━━ Supplied data ━━
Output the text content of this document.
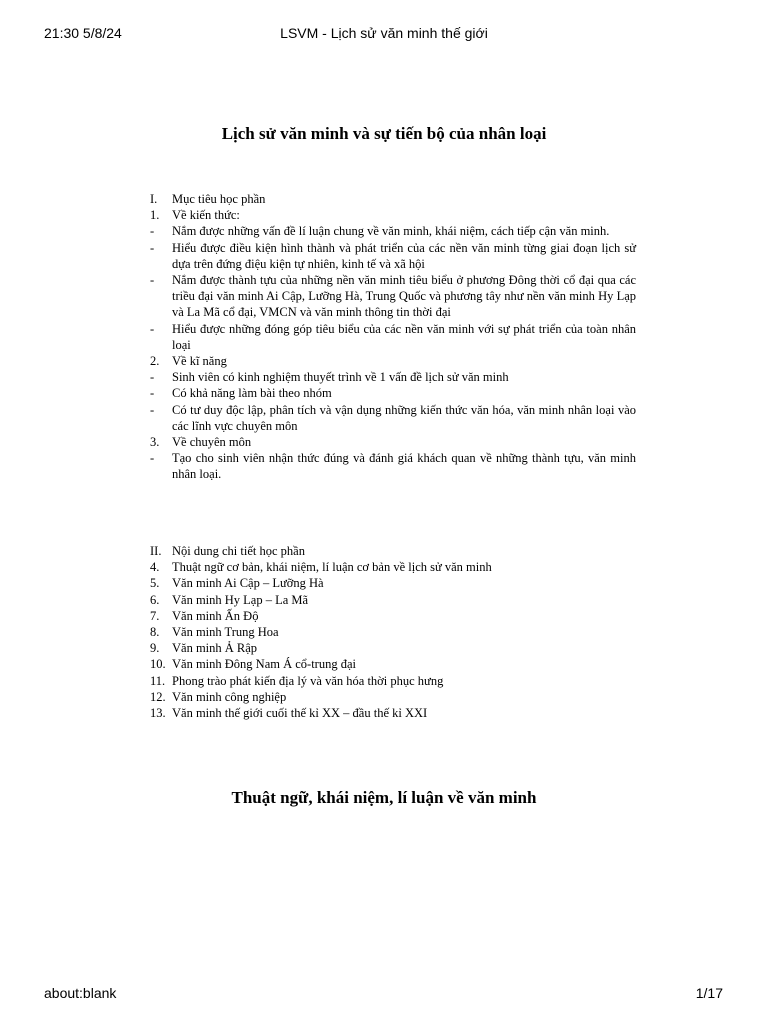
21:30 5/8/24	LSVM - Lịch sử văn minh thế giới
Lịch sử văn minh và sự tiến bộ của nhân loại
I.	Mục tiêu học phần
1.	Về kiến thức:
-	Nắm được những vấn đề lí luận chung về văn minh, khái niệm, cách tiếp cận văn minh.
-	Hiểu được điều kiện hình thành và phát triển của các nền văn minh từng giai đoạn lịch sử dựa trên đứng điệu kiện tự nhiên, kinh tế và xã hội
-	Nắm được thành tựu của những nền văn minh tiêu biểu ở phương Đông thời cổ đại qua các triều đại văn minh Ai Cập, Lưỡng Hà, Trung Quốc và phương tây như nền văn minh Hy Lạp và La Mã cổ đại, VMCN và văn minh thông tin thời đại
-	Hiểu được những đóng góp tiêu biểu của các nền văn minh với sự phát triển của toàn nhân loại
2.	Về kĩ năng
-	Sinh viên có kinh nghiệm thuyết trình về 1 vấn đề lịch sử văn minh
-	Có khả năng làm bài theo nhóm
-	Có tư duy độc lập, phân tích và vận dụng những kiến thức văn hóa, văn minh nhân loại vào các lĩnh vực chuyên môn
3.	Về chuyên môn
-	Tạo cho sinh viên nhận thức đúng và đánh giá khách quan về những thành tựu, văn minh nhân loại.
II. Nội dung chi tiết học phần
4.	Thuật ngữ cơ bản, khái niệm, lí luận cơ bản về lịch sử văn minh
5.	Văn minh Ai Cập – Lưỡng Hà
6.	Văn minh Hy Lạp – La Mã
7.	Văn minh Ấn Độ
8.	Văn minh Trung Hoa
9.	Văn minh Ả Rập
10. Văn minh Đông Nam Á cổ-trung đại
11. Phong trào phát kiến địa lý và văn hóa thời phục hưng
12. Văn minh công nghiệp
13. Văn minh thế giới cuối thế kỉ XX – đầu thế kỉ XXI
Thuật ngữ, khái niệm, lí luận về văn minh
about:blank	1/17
━━━
━━ Supplied data ━━
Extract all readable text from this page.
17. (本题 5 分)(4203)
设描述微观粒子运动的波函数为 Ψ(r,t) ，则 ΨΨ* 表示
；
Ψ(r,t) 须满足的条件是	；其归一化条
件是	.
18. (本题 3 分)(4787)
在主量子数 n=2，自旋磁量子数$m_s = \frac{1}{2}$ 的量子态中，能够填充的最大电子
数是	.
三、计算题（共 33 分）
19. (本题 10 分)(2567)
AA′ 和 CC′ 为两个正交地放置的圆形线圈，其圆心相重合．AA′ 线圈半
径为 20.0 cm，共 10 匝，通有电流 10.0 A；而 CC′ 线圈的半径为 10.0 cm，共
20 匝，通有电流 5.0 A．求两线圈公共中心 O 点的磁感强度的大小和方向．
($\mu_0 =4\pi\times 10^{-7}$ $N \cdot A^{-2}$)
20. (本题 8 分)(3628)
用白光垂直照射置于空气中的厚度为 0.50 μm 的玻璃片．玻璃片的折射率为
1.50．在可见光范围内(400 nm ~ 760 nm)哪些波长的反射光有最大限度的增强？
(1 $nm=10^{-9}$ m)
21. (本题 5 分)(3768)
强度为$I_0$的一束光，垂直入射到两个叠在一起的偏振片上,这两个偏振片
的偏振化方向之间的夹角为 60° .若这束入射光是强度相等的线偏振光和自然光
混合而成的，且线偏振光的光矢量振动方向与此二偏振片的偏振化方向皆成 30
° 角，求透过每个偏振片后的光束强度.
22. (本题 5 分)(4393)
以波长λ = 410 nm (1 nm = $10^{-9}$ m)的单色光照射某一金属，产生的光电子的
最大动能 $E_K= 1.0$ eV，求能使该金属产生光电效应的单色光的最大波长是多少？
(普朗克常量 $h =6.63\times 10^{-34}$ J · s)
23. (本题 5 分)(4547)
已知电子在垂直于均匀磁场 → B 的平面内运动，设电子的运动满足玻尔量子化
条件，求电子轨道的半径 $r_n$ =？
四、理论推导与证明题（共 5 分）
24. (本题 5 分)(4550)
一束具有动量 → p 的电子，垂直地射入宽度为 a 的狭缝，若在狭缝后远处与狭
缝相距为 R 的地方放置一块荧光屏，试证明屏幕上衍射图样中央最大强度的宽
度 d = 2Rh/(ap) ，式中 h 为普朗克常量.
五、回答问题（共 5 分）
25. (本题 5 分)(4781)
━━━
- **Goal**:
Copy each line above where the string "niệm" occurs.

- **Final result**:
-	Nắm được những vấn đề lí luận chung về văn minh, khái niệm, cách tiếp cận văn minh.
4.	Thuật ngữ cơ bản, khái niệm, lí luận cơ bản về lịch sử văn minh
Thuật ngữ, khái niệm, lí luận về văn minh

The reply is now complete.